• DOCUMENT SEGMENT:
Why Bother?
To get right to the point, Wavefront is amazing, and you need it. You need it because it will let you see right into the heart of your system, however big and complicated that might be. You need it because you want to alert off meaningful telemetry generated by your whole estate, not off a shell script that exits 1, 2, or 3. You need it because, well, scaling Graphite.
Wavefront is a service into which you shovel time-series data. From collectd
,
statsd
, JMX, Dropwizard, echo
in a stupid shell script, anything. As fast as
you like. At whatever resolution you like. Then, using an API,
CLI or a
very nice UI, you can perform arbitrary mathematical operations on any number of
those series. It scales seamlessly, it works all the time, the support is great,
it’s feature-complete, and it’s well documented. It’s everything you always
want, but never get.

• Saved data entries:
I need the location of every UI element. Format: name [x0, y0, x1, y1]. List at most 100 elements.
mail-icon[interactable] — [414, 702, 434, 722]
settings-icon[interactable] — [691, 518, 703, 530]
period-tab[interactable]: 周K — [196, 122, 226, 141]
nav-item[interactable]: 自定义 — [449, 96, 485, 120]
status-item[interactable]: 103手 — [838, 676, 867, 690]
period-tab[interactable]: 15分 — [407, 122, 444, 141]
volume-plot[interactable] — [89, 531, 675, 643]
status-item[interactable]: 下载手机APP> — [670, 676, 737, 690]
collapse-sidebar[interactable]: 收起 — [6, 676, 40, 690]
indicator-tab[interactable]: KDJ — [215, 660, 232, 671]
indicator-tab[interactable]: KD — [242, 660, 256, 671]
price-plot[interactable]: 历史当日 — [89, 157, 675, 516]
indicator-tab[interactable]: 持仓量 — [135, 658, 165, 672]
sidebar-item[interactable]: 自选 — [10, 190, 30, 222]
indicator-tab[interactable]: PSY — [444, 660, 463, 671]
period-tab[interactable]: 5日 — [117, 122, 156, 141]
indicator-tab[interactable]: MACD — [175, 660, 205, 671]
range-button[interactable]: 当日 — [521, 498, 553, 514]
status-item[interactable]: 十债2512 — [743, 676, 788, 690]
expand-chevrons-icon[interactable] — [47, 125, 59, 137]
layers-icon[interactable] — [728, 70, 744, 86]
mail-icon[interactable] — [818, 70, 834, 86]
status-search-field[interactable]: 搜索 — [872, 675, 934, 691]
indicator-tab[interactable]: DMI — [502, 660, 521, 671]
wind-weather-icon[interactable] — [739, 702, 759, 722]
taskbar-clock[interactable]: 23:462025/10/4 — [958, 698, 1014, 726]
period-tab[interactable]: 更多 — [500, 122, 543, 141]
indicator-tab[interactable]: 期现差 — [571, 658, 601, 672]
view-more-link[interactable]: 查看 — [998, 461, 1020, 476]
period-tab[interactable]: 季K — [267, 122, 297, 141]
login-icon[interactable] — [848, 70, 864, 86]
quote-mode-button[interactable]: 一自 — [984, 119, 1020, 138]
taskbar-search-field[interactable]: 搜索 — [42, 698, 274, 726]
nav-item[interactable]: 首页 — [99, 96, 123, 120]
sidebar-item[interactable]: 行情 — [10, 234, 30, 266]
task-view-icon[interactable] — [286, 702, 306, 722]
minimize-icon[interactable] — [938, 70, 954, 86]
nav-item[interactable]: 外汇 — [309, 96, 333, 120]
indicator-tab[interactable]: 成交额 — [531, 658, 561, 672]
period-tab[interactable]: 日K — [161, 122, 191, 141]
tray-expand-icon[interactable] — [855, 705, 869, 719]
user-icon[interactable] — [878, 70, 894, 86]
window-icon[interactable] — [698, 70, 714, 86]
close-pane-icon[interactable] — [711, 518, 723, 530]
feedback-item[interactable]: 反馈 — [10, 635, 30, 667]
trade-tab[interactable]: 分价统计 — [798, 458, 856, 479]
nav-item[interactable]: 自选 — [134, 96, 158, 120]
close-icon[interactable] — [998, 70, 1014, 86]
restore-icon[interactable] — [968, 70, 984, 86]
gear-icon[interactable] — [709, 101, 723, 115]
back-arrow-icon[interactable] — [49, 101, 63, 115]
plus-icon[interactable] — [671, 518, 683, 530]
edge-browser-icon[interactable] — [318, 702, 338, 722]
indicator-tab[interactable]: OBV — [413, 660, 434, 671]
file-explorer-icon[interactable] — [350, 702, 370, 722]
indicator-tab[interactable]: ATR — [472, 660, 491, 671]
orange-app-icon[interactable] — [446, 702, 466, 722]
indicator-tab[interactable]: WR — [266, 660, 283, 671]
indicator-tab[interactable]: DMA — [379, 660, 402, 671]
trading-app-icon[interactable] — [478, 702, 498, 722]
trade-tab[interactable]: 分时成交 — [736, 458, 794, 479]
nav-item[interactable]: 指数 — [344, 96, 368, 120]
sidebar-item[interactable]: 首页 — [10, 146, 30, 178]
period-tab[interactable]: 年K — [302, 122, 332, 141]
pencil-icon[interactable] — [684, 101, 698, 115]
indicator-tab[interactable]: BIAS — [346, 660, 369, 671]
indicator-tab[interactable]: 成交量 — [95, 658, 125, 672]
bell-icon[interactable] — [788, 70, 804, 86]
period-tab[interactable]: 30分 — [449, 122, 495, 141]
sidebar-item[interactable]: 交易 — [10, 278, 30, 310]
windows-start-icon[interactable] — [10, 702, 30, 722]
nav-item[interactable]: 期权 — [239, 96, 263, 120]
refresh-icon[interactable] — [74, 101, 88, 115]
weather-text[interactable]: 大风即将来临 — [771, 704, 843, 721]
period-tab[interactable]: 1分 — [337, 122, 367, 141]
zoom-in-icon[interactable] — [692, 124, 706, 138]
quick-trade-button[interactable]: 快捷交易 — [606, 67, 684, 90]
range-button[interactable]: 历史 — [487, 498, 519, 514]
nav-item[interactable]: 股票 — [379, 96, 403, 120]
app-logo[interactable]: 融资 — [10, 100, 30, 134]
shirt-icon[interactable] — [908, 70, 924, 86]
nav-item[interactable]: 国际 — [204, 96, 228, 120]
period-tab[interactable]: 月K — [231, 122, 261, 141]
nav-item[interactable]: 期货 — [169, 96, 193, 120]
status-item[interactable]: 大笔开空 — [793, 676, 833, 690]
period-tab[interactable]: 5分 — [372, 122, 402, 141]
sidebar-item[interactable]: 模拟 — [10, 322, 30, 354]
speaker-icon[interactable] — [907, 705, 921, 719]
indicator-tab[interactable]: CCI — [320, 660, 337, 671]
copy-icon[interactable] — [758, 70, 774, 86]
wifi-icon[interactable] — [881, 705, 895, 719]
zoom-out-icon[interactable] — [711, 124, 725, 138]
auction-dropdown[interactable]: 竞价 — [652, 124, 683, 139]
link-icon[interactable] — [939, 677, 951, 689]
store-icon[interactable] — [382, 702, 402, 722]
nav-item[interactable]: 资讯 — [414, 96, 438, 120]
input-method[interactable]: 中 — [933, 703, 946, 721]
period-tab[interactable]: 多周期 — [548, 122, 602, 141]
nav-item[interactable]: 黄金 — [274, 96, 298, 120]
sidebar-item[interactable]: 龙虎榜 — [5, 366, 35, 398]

• THINGS TO DO:
**a)** Write out word for word the part of the text about Wavefront starting with "To get right" and going on through "well, scaling Graphite.".
**b)** Lay out the records as a numbered list, starting with their first line and going on through the line with "collapse-sidebar[interactable]: 收起 —". Leave out any blank lines.

• ANSWERS BY TASK:
**a)**
To get right to the point, Wavefront is amazing, and you need it. You need it because it will let you see right into the heart of your system, however big and complicated that might be. You need it because you want to alert off meaningful telemetry generated by your whole estate, not off a shell script that exits 1, 2, or 3. You need it because, well, scaling Graphite.

**b)**
1. I need the location of every UI element. Format: name [x0, y0, x1, y1]. List at most 100 elements.
2. mail-icon[interactable] — [414, 702, 434, 722]
3. settings-icon[interactable] — [691, 518, 703, 530]
4. period-tab[interactable]: 周K — [196, 122, 226, 141]
5. nav-item[interactable]: 自定义 — [449, 96, 485, 120]
6. status-item[interactable]: 103手 — [838, 676, 867, 690]
7. period-tab[interactable]: 15分 — [407, 122, 444, 141]
8. volume-plot[interactable] — [89, 531, 675, 643]
9. status-item[interactable]: 下载手机APP> — [670, 676, 737, 690]
10. collapse-sidebar[interactable]: 收起 — [6, 676, 40, 690]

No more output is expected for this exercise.